§ **The request**:
Return a copy of each line that holds the string "problemes".

§ **The records**:
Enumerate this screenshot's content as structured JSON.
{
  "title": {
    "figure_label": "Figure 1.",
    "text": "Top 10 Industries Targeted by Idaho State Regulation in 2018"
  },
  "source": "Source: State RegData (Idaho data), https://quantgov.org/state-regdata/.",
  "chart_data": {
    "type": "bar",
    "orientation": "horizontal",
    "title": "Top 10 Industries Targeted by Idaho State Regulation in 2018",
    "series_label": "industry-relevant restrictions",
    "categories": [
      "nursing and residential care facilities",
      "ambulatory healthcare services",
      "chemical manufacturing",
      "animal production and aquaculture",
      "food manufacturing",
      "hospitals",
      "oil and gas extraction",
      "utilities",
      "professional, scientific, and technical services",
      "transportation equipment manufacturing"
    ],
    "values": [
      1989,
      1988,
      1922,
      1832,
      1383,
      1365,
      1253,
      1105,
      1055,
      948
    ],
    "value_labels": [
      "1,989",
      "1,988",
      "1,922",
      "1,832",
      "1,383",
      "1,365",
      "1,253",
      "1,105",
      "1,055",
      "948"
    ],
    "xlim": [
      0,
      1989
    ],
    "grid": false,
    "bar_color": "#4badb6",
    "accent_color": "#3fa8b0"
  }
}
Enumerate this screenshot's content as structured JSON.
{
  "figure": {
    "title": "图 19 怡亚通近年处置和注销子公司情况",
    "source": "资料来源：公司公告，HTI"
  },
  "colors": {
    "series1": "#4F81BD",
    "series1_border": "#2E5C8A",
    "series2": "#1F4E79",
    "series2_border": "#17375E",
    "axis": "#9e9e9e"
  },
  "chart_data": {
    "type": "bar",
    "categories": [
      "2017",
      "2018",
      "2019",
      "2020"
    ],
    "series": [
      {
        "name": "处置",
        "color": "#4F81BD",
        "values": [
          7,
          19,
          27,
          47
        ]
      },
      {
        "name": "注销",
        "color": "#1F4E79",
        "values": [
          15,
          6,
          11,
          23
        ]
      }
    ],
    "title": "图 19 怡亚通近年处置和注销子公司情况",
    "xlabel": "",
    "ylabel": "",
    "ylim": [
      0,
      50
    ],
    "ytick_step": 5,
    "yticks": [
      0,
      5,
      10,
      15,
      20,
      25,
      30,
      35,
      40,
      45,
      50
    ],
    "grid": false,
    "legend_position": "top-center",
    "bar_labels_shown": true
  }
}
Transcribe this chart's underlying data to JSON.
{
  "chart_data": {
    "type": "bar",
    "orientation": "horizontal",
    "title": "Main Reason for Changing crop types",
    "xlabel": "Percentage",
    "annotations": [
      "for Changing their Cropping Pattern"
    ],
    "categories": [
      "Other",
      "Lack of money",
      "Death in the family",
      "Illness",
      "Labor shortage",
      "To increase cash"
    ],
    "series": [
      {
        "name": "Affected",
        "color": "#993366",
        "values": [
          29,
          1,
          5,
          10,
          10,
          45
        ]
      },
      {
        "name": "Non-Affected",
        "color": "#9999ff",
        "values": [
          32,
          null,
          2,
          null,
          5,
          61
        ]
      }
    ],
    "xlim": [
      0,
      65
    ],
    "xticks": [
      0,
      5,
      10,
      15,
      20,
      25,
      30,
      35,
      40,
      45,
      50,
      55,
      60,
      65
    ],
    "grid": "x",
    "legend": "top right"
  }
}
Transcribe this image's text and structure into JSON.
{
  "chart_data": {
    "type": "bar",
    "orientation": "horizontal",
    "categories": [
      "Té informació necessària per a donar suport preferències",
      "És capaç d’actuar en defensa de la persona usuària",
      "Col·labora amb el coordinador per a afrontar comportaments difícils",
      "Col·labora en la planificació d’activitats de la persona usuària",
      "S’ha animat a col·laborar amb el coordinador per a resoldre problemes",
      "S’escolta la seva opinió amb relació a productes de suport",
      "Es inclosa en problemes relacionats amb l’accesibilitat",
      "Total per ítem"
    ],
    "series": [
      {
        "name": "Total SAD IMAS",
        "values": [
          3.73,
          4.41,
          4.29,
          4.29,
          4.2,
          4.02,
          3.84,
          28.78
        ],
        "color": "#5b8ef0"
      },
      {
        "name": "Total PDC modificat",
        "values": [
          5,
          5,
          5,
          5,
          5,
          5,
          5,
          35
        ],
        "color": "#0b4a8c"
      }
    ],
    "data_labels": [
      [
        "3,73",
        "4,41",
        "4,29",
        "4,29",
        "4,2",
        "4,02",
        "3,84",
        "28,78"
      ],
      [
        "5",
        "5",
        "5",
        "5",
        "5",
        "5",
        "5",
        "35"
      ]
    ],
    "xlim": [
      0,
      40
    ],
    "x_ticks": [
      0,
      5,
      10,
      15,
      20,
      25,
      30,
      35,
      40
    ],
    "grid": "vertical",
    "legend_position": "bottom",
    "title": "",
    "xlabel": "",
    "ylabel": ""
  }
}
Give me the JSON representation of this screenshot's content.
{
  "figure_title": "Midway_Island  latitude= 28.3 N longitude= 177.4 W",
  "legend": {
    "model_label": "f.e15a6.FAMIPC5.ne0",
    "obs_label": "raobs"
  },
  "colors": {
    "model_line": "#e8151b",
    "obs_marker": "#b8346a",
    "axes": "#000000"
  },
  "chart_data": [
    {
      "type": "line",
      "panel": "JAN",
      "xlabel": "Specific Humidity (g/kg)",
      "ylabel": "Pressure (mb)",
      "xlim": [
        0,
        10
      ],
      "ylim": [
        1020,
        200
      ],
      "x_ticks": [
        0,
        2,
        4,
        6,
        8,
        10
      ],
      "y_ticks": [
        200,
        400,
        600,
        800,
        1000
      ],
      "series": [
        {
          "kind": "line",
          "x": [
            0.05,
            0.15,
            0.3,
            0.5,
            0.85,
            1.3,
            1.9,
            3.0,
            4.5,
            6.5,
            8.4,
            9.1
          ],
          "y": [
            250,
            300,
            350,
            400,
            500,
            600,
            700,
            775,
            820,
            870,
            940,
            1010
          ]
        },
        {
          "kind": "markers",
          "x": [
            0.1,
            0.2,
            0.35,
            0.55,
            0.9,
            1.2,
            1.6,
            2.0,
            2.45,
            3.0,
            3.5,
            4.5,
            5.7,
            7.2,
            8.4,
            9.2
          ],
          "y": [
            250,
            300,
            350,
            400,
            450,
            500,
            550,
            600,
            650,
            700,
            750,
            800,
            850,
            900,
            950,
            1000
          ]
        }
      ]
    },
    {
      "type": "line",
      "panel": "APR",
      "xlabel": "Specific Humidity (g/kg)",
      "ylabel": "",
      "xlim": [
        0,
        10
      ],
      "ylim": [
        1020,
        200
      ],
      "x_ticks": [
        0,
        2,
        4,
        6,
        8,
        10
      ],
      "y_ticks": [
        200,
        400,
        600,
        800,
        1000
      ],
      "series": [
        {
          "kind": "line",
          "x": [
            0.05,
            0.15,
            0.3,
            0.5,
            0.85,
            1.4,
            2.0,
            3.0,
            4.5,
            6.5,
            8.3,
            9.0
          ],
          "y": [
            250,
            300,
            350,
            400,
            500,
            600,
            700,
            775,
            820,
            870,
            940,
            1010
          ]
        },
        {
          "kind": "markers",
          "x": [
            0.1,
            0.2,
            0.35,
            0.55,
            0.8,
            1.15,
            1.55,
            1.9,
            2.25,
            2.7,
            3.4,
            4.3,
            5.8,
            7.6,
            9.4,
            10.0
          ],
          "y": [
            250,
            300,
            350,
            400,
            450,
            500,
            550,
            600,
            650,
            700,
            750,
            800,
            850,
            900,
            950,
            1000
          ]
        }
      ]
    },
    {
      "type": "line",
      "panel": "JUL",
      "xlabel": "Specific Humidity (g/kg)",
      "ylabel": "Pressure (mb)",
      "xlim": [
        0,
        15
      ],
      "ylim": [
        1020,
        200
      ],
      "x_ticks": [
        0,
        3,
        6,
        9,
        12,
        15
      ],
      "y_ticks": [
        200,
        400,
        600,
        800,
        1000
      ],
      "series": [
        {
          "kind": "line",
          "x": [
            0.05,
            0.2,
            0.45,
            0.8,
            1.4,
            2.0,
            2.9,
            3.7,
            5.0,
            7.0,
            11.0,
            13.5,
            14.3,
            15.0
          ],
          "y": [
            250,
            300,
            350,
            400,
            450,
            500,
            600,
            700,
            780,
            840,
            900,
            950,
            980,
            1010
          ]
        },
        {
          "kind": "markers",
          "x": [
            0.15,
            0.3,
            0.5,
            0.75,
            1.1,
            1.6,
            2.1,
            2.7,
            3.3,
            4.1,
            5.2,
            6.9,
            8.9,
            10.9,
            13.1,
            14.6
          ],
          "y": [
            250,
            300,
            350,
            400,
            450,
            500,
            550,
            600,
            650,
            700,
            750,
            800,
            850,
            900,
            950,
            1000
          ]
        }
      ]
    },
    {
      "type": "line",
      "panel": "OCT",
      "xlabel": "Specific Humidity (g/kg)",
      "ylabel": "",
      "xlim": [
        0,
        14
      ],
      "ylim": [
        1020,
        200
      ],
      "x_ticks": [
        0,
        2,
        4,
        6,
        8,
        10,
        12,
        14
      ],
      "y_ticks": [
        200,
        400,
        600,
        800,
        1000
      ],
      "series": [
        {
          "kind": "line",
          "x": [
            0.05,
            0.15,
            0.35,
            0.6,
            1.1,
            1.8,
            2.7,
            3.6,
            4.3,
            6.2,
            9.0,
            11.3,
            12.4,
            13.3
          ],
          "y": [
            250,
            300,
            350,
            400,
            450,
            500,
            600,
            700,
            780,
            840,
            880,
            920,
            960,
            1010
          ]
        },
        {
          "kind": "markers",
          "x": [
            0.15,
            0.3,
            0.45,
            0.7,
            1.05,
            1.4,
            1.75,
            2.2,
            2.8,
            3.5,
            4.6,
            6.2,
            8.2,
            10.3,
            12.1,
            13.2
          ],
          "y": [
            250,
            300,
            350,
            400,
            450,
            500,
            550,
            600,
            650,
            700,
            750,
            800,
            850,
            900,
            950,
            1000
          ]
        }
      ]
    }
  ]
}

§ **Problem solution**:
      "S’ha animat a col·laborar amb el coordinador per a resoldre problemes",
      "Es inclosa en problemes relacionats amb l’accesibilitat",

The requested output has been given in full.